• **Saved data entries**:
—————
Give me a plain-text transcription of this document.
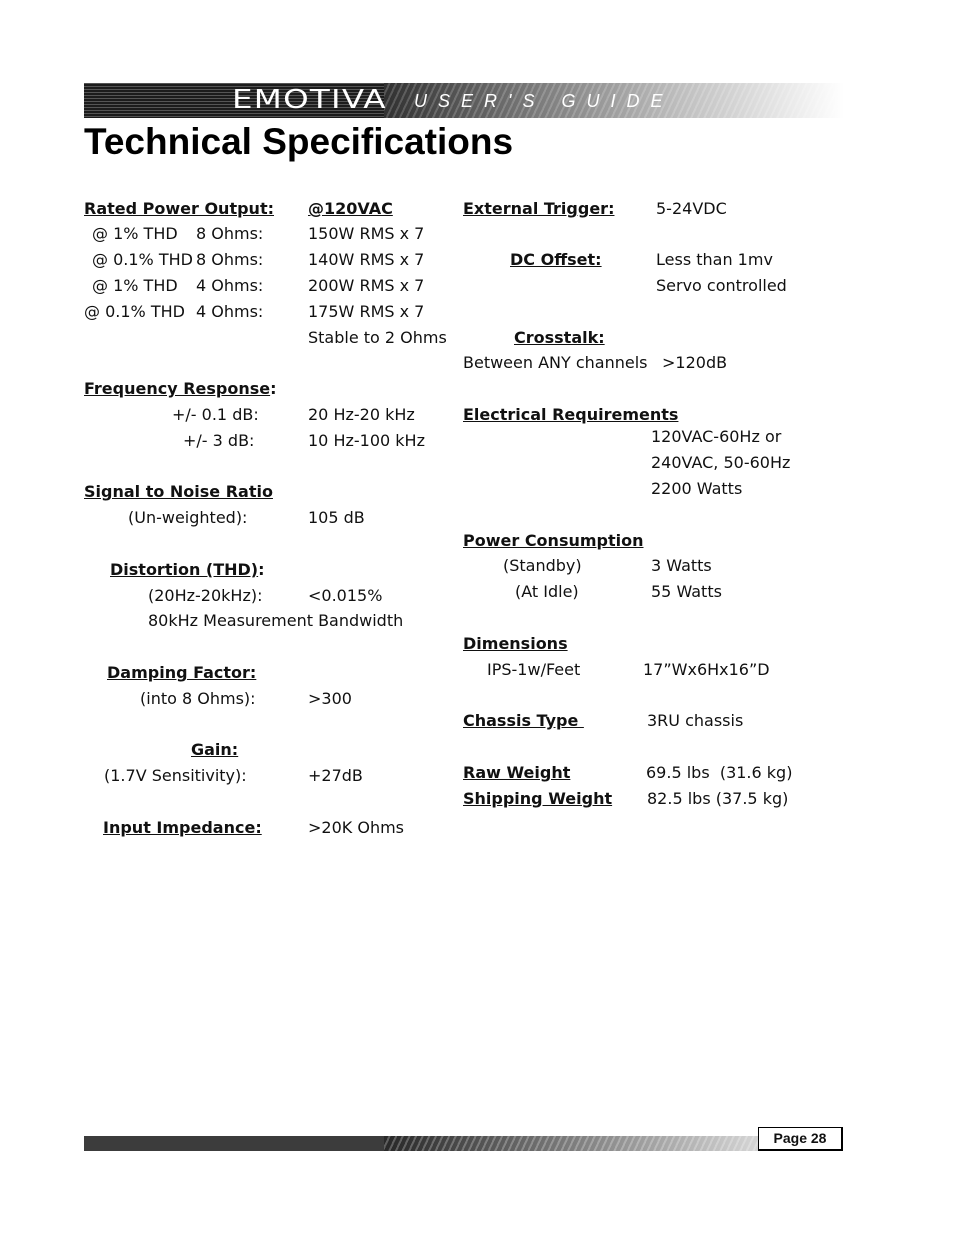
EMOTIVA USER'S GUIDE
Technical Specifications
Rated Power Output: @120VAC
@ 1% THD 8 Ohms:	150W RMS x 7
@ 0.1% THD 8 Ohms:	140W RMS x 7
@ 1% THD 4 Ohms:	200W RMS x 7
@ 0.1% THD 4 Ohms:	175W RMS x 7
Stable to 2 Ohms
Frequency Response:
+/- 0.1 dB:	20 Hz-20 kHz
+/- 3 dB:	10 Hz-100 kHz
Signal to Noise Ratio
(Un-weighted):	105 dB
Distortion (THD):
(20Hz-20kHz):	<0.015%
80kHz Measurement Bandwidth
Damping Factor:
(into 8 Ohms):	>300
Gain:
(1.7V Sensitivity):	+27dB
Input Impedance:	>20K Ohms
External Trigger:	5-24VDC
DC Offset:	Less than 1mv
Servo controlled
Crosstalk:
Between ANY channels >120dB
Electrical Requirements
120VAC-60Hz or
240VAC, 50-60Hz
2200 Watts
Power Consumption
(Standby)	3 Watts
(At Idle)	55 Watts
Dimensions
IPS-1w/Feet	17”Wx6Hx16”D
Chassis Type	3RU chassis
Raw Weight	69.5 lbs  (31.6 kg)
Shipping Weight 82.5 lbs (37.5 kg)
Page 28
—————
Check the data for the word "Power" and pull out the lines that have it.

Rated Power Output: @120VAC
Power Consumption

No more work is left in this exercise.